### ЗАДАНИЯ
A. Перепечатайте фрагмент воспоминаний о знакомстве с методологией от «Через несколько лет, когда» до «оказался Петр Щедровицкий.».
B. Ответьте по воспоминаниям о знакомстве с методологией:
(i) В каком году случилось первое прикосновение к методологии?
(ii) Какие книги Владимира Лефевра запомнились больше всего?
(iii) Кто оказался выходцем из страны чудес?
C. Продолжите воспоминания о знакомстве с методологией, начиная после последнего приведенного предложения.

─── ТЕКСТ ДЛЯ ЧТЕНИЯ ───

Пахомов Юрий Вильевич
Пахомов Юрий Вильевич
Первое прикосновение к методологии случилось в 1973 г., когда меня, тогда еще слушателя подготовительного отделения психфака МГУ, приятели затащили в Институт психологии, где Г.П. Щедровицкий выступал с докладами по исследованию мышления. Затем, уже студентом, я заходил иногда в тот же институт «на» Георгия Петровича – было интересно и зрелищно: этакий интеллектуальный театр. Среди старшекурсников были члены его кружка, с ними я общался на одной из летних психологических школ. Восхищал полет идей, слегка настораживала эзотеричность языка, но желания примкнуть у меня не было. Яркие воспоминания остались от семинаров Виталия Дубровского на психфаке. На них многие, в том числе и я, приходили не по «долгу учебы», а потому что интересно. Под влиянием этих ярких, но непонятных «методологов» я что-то читал. Больше всего запомнились книги Владимира Лефевра – «Конфликтующие структуры», «Алгебра конфликта». До сих пор считаю, что в смысле интеллектуальной поэзии это – настоящие шедевры. Читал работы самого ГП – чтобы понять, что он делает. Но его действия в аудитории производили на меня гораздо большее впечатление, чем научные труды: игр тогда еще не было, но привкус событий такого рода уже отчетливо присутствовал на затеваемых им дискуссиях.
Через несколько лет, когда у меня возникла чувствительность ко всякого рода чудесам, интерес к методологии обострился. Обострилась готовность откликнуться на чудо, готовность тянуться к тому, кто был к нему причастен. Природа не терпит пустоты. И такой человек – выходец из страны чудес – появился. Им оказался Петр Щедровицкий.

─── ИСХОДНЫЕ МАТЕРИАЛЫ ───

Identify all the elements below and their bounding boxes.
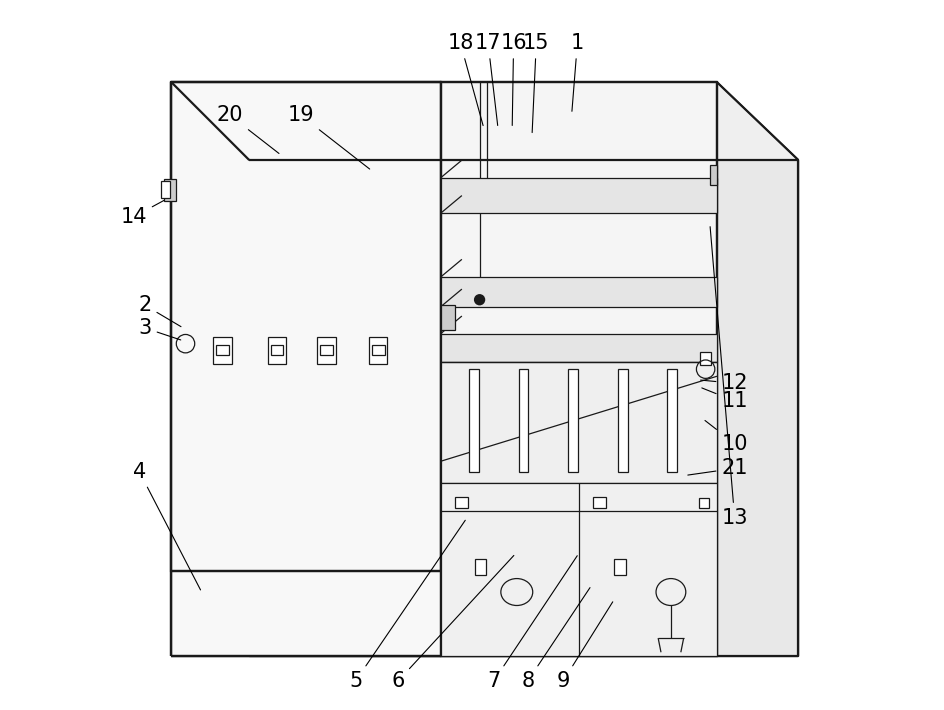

───

### ОТВЕТЫ
A.
Через несколько лет, когда у меня возникла чувствительность ко всякого рода чудесам, интерес к методологии обострился. Обострилась готовность откликнуться на чудо, готовность тянуться к тому, кто был к нему причастен. Природа не терпит пустоты. И такой человек – выходец из страны чудес – появился. Им оказался Петр Щедровицкий.

B.
(i) В 1973 году.
(ii) «Конфликтующие структуры» и «Алгебра конфликта».
(iii) Петр Щедровицкий.

C.
И была цепочка ситуаций, которые привели меня на первую игру. Когда я работал в пединституте, меня всегда поражали различия между университетским факультетом психологии и нашим психфаком. Наш был блатной: на нем учились дети больших педагогов и психологов, чье поведение отличала принятая среди начальников или чиновников дипломатия. Особенно это бросалось в глаза на защите дипломов или курсовых работ: выходит студент, говорит бессмысленные вещи, но хорошо поставленным голосом, даже с некоторым артистизмом. И все гладко движется к своему счастливому завершению.
Я не мог понять: в чем тут дело и как такое возможно. Меня заинтересовала сила слова, основанная не на его смысле, а на его событийности. Хотелось овладеть силой слова как силой, творящей событие. И вот в связи с этим моим интересом знакомые посоветовали мне съездить на игру, потому что там, якобы, такие моменты специально высвечиваются.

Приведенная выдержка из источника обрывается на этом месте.